### Goal of the exercise
Single out the lines of the material that contain "проекта" and copy them.

### Entries shown
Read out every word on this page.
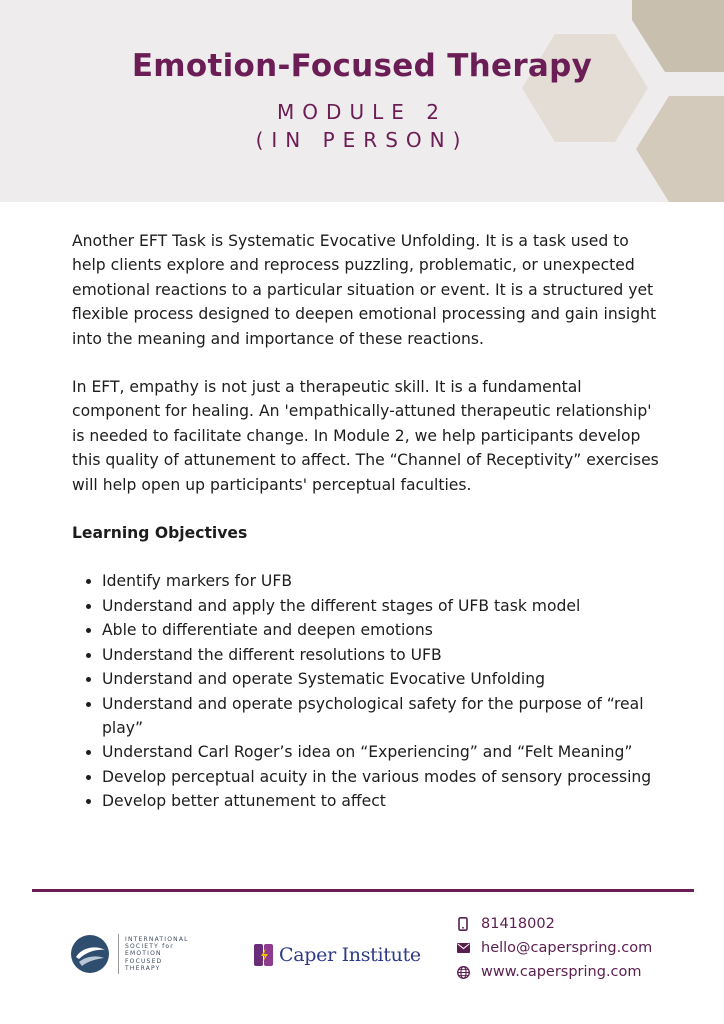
Emotion-Focused Therapy
MODULE 2
(IN PERSON)

Another EFT Task is Systematic Evocative Unfolding. It is a task used to help clients explore and reprocess puzzling, problematic, or unexpected emotional reactions to a particular situation or event. It is a structured yet flexible process designed to deepen emotional processing and gain insight into the meaning and importance of these reactions.

In EFT, empathy is not just a therapeutic skill. It is a fundamental component for healing. An 'empathically-attuned therapeutic relationship' is needed to facilitate change. In Module 2, we help participants develop this quality of attunement to affect. The “Channel of Receptivity” exercises will help open up participants' perceptual faculties.

Learning Objectives
• Identify markers for UFB
• Understand and apply the different stages of UFB task model
• Able to differentiate and deepen emotions
• Understand the different resolutions to UFB
• Understand and operate Systematic Evocative Unfolding
• Understand and operate psychological safety for the purpose of “real play”
• Understand Carl Roger’s idea on “Experiencing” and “Felt Meaning”
• Develop perceptual acuity in the various modes of sensory processing
• Develop better attunement to affect
INTERNATIONAL
SOCIETY for
EMOTION
FOCUSED
THERAPY
Caper Institute
81418002
hello@caperspring.com
www.caperspring.com
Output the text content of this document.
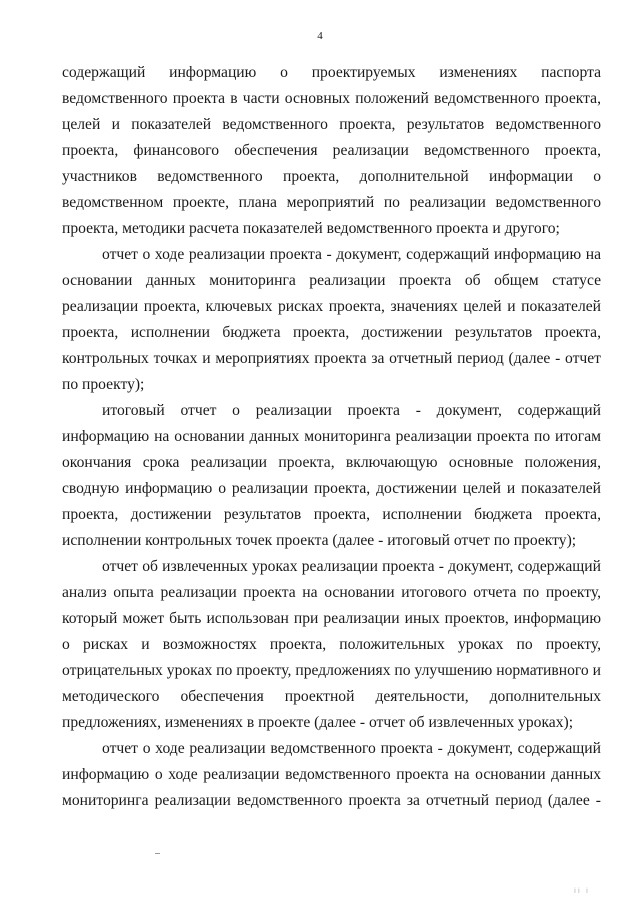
4

содержащий информацию о проектируемых изменениях паспорта ведомственного проекта в части основных положений ведомственного проекта, целей и показателей ведомственного проекта, результатов ведомственного проекта, финансового обеспечения реализации ведомственного проекта, участников ведомственного проекта, дополнительной информации о ведомственном проекте, плана мероприятий по реализации ведомственного проекта, методики расчета показателей ведомственного проекта и другого;

отчет о ходе реализации проекта - документ, содержащий информацию на основании данных мониторинга реализации проекта об общем статусе реализации проекта, ключевых рисках проекта, значениях целей и показателей проекта, исполнении бюджета проекта, достижении результатов проекта, контрольных точках и мероприятиях проекта за отчетный период (далее - отчет по проекту);

итоговый отчет о реализации проекта - документ, содержащий информацию на основании данных мониторинга реализации проекта по итогам окончания срока реализации проекта, включающую основные положения, сводную информацию о реализации проекта, достижении целей и показателей проекта, достижении результатов проекта, исполнении бюджета проекта, исполнении контрольных точек проекта (далее - итоговый отчет по проекту);

отчет об извлеченных уроках реализации проекта - документ, содержащий анализ опыта реализации проекта на основании итогового отчета по проекту, который может быть использован при реализации иных проектов, информацию о рисках и возможностях проекта, положительных уроках по проекту, отрицательных уроках по проекту, предложениях по улучшению нормативного и методического обеспечения проектной деятельности, дополнительных предложениях, изменениях в проекте (далее - отчет об извлеченных уроках);

отчет о ходе реализации ведомственного проекта - документ, содержащий информацию о ходе реализации ведомственного проекта на основании данных мониторинга реализации ведомственного проекта за отчетный период (далее -

ii i
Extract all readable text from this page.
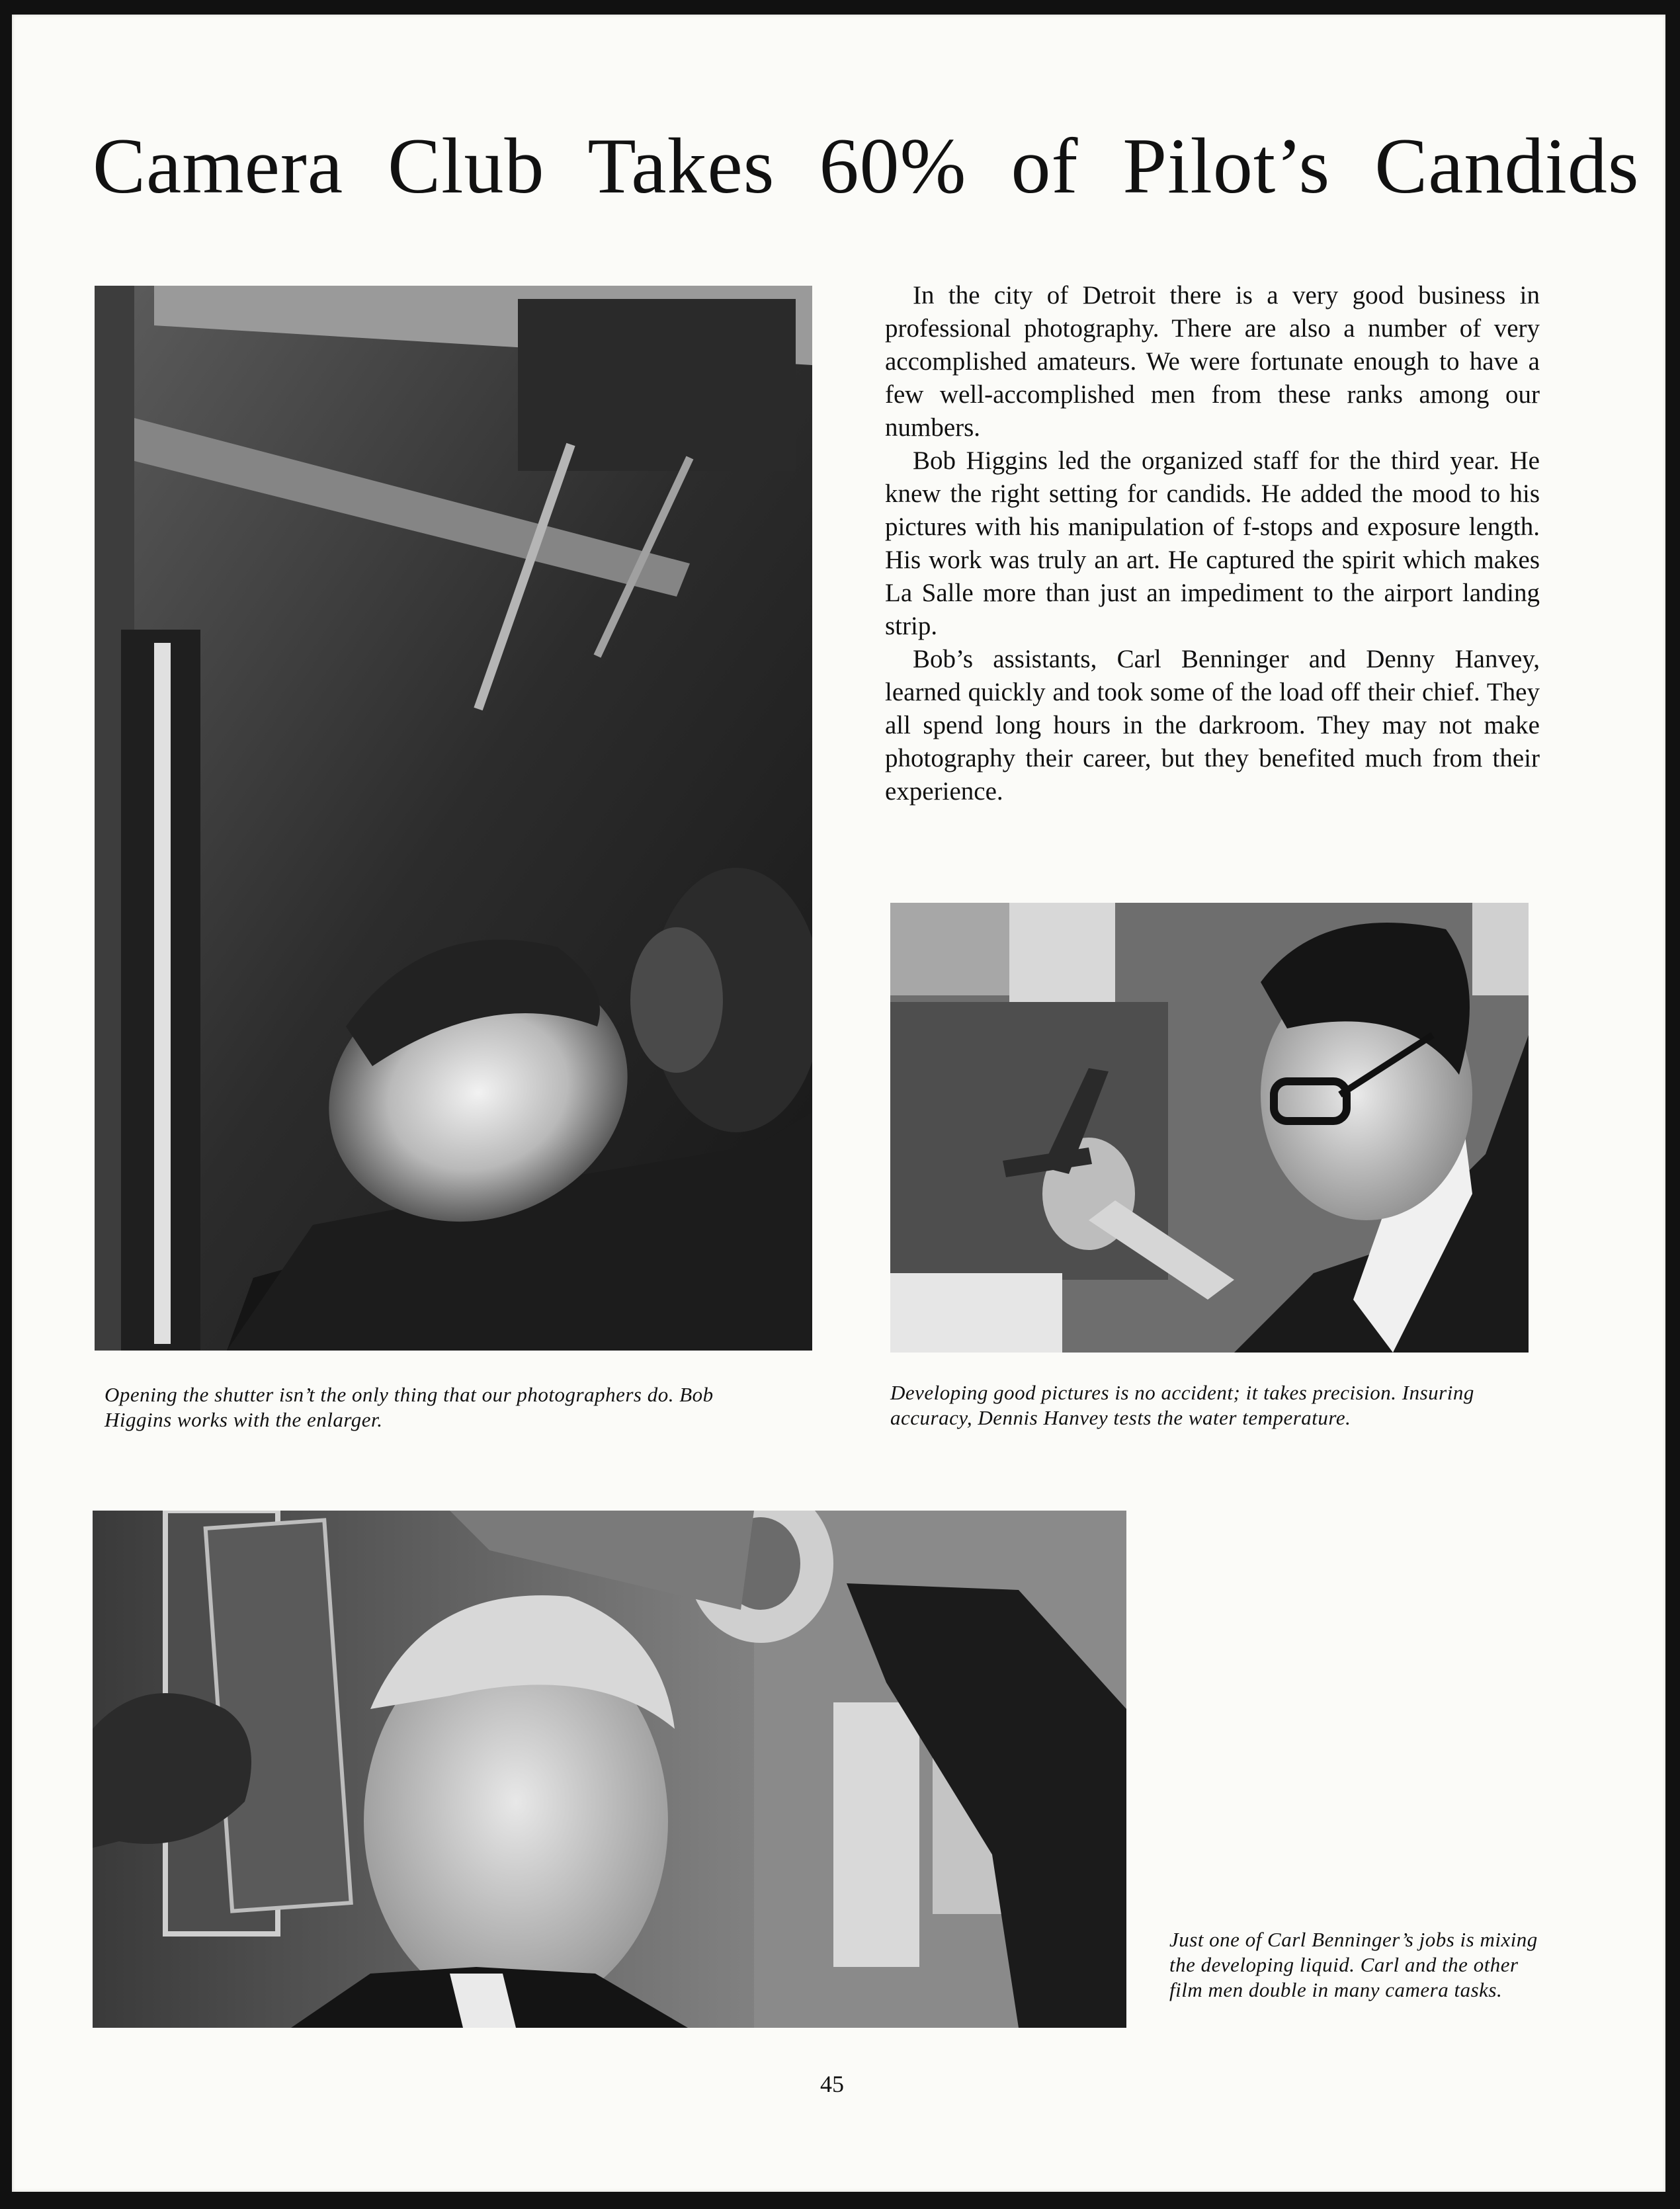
Camera Club Takes 60% of Pilot’s Candids

In the city of Detroit there is a very good business in professional photography. There are also a number of very accomplished amateurs. We were fortunate enough to have a few well-accomplished men from these ranks among our numbers.

Bob Higgins led the organized staff for the third year. He knew the right setting for candids. He added the mood to his pictures with his manipulation of f-stops and exposure length. His work was truly an art. He captured the spirit which makes La Salle more than just an impediment to the airport landing strip.

Bob’s assistants, Carl Benninger and Denny Hanvey, learned quickly and took some of the load off their chief. They all spend long hours in the darkroom. They may not make photography their career, but they benefited much from their experience.

Opening the shutter isn’t the only thing that our photographers do. Bob Higgins works with the enlarger.
Developing good pictures is no accident; it takes precision. Insuring accuracy, Dennis Hanvey tests the water temperature.
Just one of Carl Benninger’s jobs is mixing the developing liquid. Carl and the other film men double in many camera tasks.
45
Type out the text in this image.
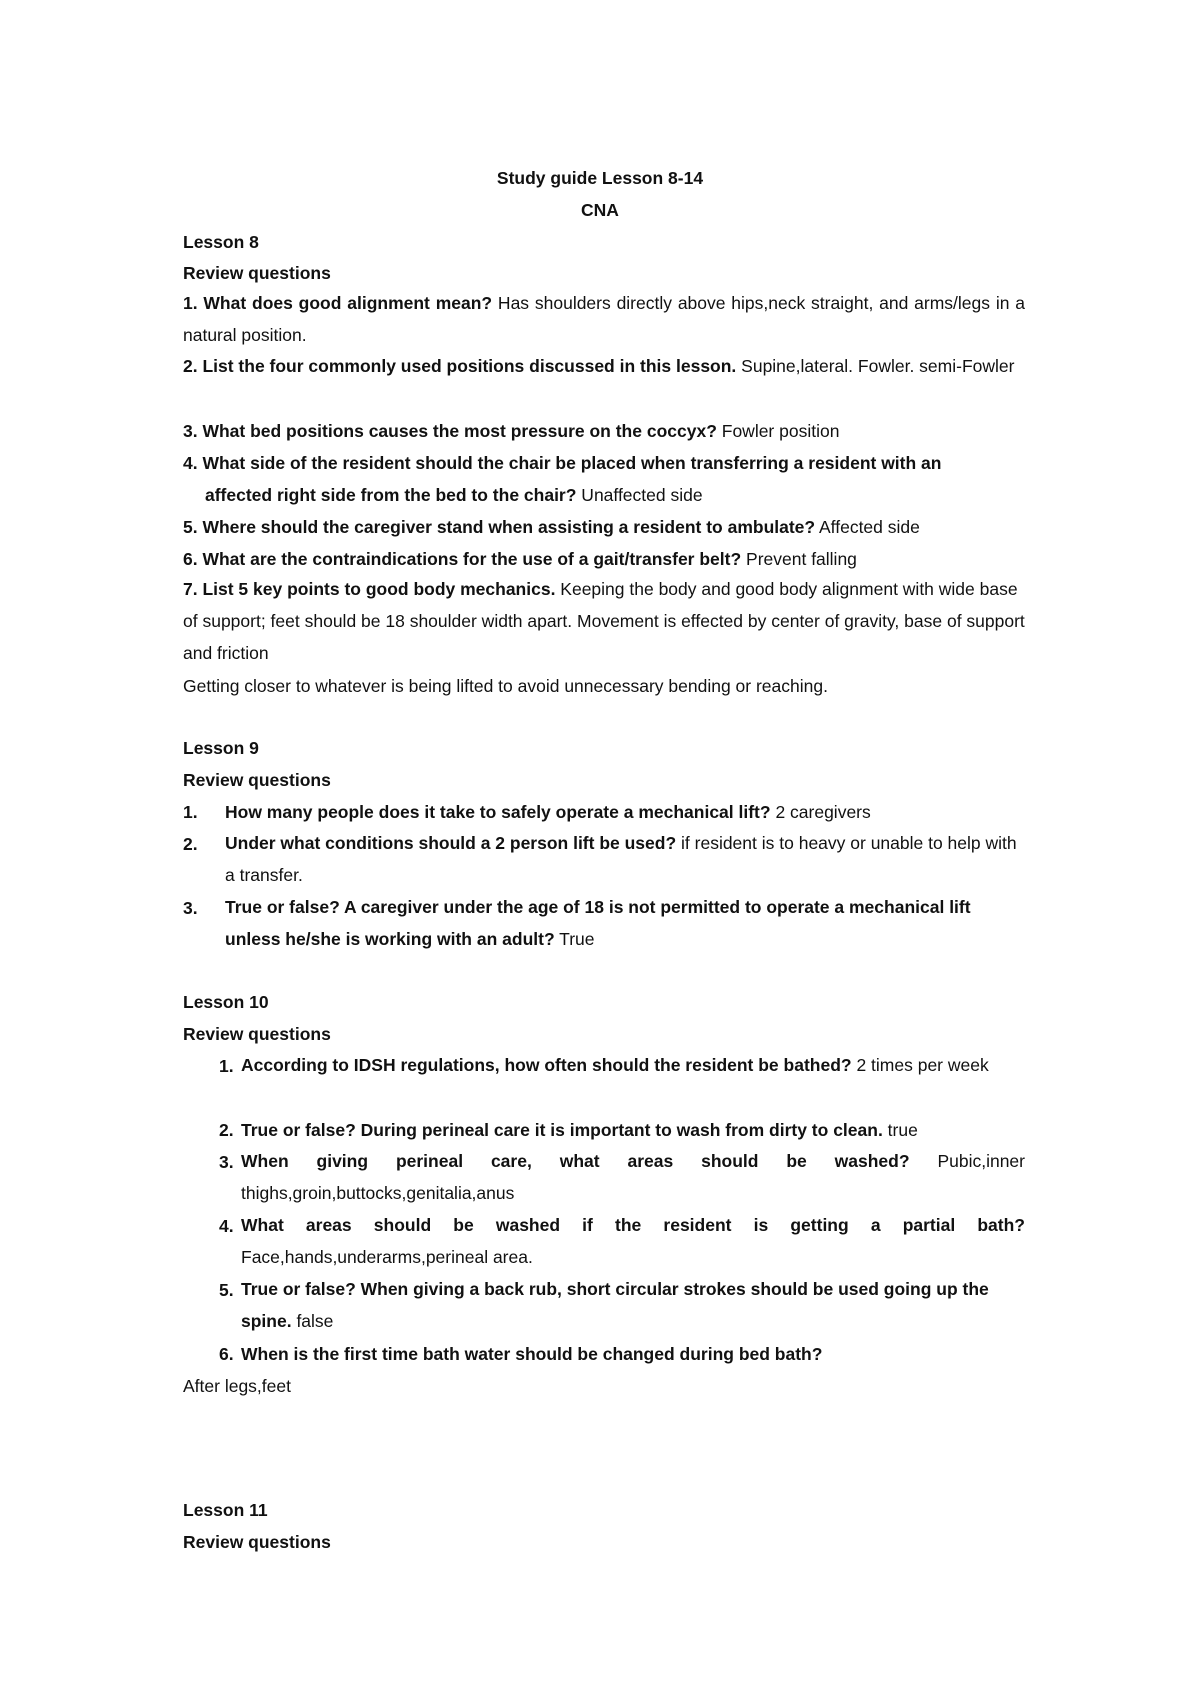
Study guide Lesson 8-14
CNA
Lesson 8
Review questions
1. What does good alignment mean? Has shoulders directly above hips,neck straight, and arms/legs in a natural position.
2. List the four commonly used positions discussed in this lesson. Supine,lateral. Fowler. semi-Fowler
3. What bed positions causes the most pressure on the coccyx? Fowler position
4. What side of the resident should the chair be placed when transferring a resident with an
affected right side from the bed to the chair? Unaffected side
5. Where should the caregiver stand when assisting a resident to ambulate? Affected side
6. What are the contraindications for the use of a gait/transfer belt? Prevent falling
7. List 5 key points to good body mechanics. Keeping the body and good body alignment with wide base of support; feet should be 18 shoulder width apart. Movement is effected by center of gravity, base of support and friction
Getting closer to whatever is being lifted to avoid unnecessary bending or reaching.
Lesson 9
Review questions
1. How many people does it take to safely operate a mechanical lift? 2 caregivers
2. Under what conditions should a 2 person lift be used? if resident is to heavy or unable to help with a transfer.
3. True or false? A caregiver under the age of 18 is not permitted to operate a mechanical lift unless he/she is working with an adult? True
Lesson 10
Review questions
1. According to IDSH regulations, how often should the resident be bathed? 2 times per week
2. True or false? During perineal care it is important to wash from dirty to clean. true
3. When giving perineal care, what areas should be washed? Pubic,inner thighs,groin,buttocks,genitalia,anus
4. What areas should be washed if the resident is getting a partial bath? Face,hands,underarms,perineal area.
5. True or false? When giving a back rub, short circular strokes should be used going up the spine. false
6. When is the first time bath water should be changed during bed bath?
After legs,feet
Lesson 11
Review questions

### Result of this exercise
содержащий информацию о проектируемых изменениях паспорта ведомственного проекта в части основных положений ведомственного проекта, целей и показателей ведомственного проекта, результатов ведомственного проекта, финансового обеспечения реализации ведомственного проекта, участников ведомственного проекта, дополнительной информации о ведомственном проекте, плана мероприятий по реализации ведомственного проекта, методики расчета показателей ведомственного проекта и другого;
отчет о ходе реализации проекта - документ, содержащий информацию на основании данных мониторинга реализации проекта об общем статусе реализации проекта, ключевых рисках проекта, значениях целей и показателей проекта, исполнении бюджета проекта, достижении результатов проекта, контрольных точках и мероприятиях проекта за отчетный период (далее - отчет по проекту);
итоговый отчет о реализации проекта - документ, содержащий информацию на основании данных мониторинга реализации проекта по итогам окончания срока реализации проекта, включающую основные положения, сводную информацию о реализации проекта, достижении целей и показателей проекта, достижении результатов проекта, исполнении бюджета проекта, исполнении контрольных точек проекта (далее - итоговый отчет по проекту);
отчет об извлеченных уроках реализации проекта - документ, содержащий анализ опыта реализации проекта на основании итогового отчета по проекту, который может быть использован при реализации иных проектов, информацию о рисках и возможностях проекта, положительных уроках по проекту, отрицательных уроках по проекту, предложениях по улучшению нормативного и методического обеспечения проектной деятельности, дополнительных предложениях, изменениях в проекте (далее - отчет об извлеченных уроках);
отчет о ходе реализации ведомственного проекта - документ, содержащий информацию о ходе реализации ведомственного проекта на основании данных мониторинга реализации ведомственного проекта за отчетный период (далее -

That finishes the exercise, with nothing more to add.